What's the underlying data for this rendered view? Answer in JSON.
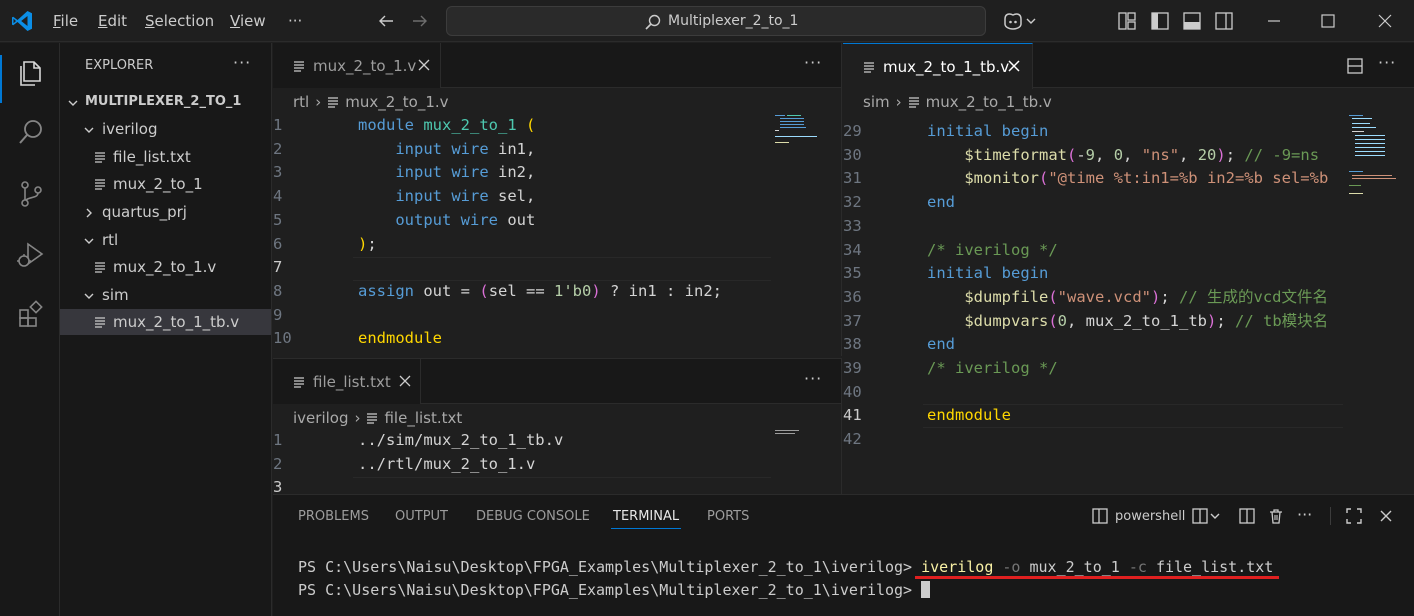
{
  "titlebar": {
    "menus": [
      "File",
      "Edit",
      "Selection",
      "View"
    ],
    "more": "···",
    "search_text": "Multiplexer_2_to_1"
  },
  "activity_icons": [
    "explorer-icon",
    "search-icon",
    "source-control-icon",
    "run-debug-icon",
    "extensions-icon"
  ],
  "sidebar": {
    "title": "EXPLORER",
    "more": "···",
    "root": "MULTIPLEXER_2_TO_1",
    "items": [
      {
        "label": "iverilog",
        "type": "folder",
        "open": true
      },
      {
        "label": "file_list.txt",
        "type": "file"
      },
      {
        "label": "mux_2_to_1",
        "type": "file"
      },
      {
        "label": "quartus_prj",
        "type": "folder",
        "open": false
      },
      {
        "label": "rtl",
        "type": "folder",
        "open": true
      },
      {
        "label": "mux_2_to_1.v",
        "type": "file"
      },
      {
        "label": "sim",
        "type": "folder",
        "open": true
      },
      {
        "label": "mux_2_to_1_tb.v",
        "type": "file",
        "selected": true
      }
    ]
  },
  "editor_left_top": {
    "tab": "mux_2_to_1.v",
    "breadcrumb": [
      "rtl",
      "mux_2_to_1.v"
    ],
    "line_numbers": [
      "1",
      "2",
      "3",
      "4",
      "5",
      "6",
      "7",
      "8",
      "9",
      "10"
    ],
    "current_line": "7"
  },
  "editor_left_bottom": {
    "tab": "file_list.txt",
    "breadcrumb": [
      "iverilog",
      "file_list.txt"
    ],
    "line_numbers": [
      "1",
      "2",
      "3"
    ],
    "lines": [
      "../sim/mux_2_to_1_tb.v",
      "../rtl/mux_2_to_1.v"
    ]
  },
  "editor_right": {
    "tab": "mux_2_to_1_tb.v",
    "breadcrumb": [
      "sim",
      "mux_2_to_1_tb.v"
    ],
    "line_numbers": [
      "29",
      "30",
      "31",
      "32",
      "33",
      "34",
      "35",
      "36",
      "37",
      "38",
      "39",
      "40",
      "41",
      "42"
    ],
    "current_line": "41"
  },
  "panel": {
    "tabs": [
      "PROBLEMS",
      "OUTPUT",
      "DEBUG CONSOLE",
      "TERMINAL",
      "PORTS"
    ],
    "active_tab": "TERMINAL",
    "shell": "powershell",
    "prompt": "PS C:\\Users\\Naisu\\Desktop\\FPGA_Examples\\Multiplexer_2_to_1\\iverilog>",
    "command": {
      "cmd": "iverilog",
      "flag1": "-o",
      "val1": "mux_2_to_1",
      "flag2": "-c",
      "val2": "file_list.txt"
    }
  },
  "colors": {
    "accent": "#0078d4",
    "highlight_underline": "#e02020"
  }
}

:: Problem to solve ::
Each record above should come back exactly the same, only without its pictures.

:: Task solution ::
What's the underlying data for this rendered view? Answer in JSON.
{
  "titlebar": {
    "menus": [
      "File",
      "Edit",
      "Selection",
      "View"
    ],
    "more": "···",
    "search_text": "Multiplexer_2_to_1"
  },
  "activity_icons": [
    "explorer-icon",
    "search-icon",
    "source-control-icon",
    "run-debug-icon",
    "extensions-icon"
  ],
  "sidebar": {
    "title": "EXPLORER",
    "more": "···",
    "root": "MULTIPLEXER_2_TO_1",
    "items": [
      {
        "label": "iverilog",
        "type": "folder",
        "open": true
      },
      {
        "label": "file_list.txt",
        "type": "file"
      },
      {
        "label": "mux_2_to_1",
        "type": "file"
      },
      {
        "label": "quartus_prj",
        "type": "folder",
        "open": false
      },
      {
        "label": "rtl",
        "type": "folder",
        "open": true
      },
      {
        "label": "mux_2_to_1.v",
        "type": "file"
      },
      {
        "label": "sim",
        "type": "folder",
        "open": true
      },
      {
        "label": "mux_2_to_1_tb.v",
        "type": "file",
        "selected": true
      }
    ]
  },
  "editor_left_top": {
    "tab": "mux_2_to_1.v",
    "breadcrumb": [
      "rtl",
      "mux_2_to_1.v"
    ],
    "line_numbers": [
      "1",
      "2",
      "3",
      "4",
      "5",
      "6",
      "7",
      "8",
      "9",
      "10"
    ],
    "current_line": "7"
  },
  "editor_left_bottom": {
    "tab": "file_list.txt",
    "breadcrumb": [
      "iverilog",
      "file_list.txt"
    ],
    "line_numbers": [
      "1",
      "2",
      "3"
    ],
    "lines": [
      "../sim/mux_2_to_1_tb.v",
      "../rtl/mux_2_to_1.v"
    ]
  },
  "editor_right": {
    "tab": "mux_2_to_1_tb.v",
    "breadcrumb": [
      "sim",
      "mux_2_to_1_tb.v"
    ],
    "line_numbers": [
      "29",
      "30",
      "31",
      "32",
      "33",
      "34",
      "35",
      "36",
      "37",
      "38",
      "39",
      "40",
      "41",
      "42"
    ],
    "current_line": "41"
  },
  "panel": {
    "tabs": [
      "PROBLEMS",
      "OUTPUT",
      "DEBUG CONSOLE",
      "TERMINAL",
      "PORTS"
    ],
    "active_tab": "TERMINAL",
    "shell": "powershell",
    "prompt": "PS C:\\Users\\Naisu\\Desktop\\FPGA_Examples\\Multiplexer_2_to_1\\iverilog>",
    "command": {
      "cmd": "iverilog",
      "flag1": "-o",
      "val1": "mux_2_to_1",
      "flag2": "-c",
      "val2": "file_list.txt"
    }
  },
  "colors": {
    "accent": "#0078d4",
    "highlight_underline": "#e02020"
  }
}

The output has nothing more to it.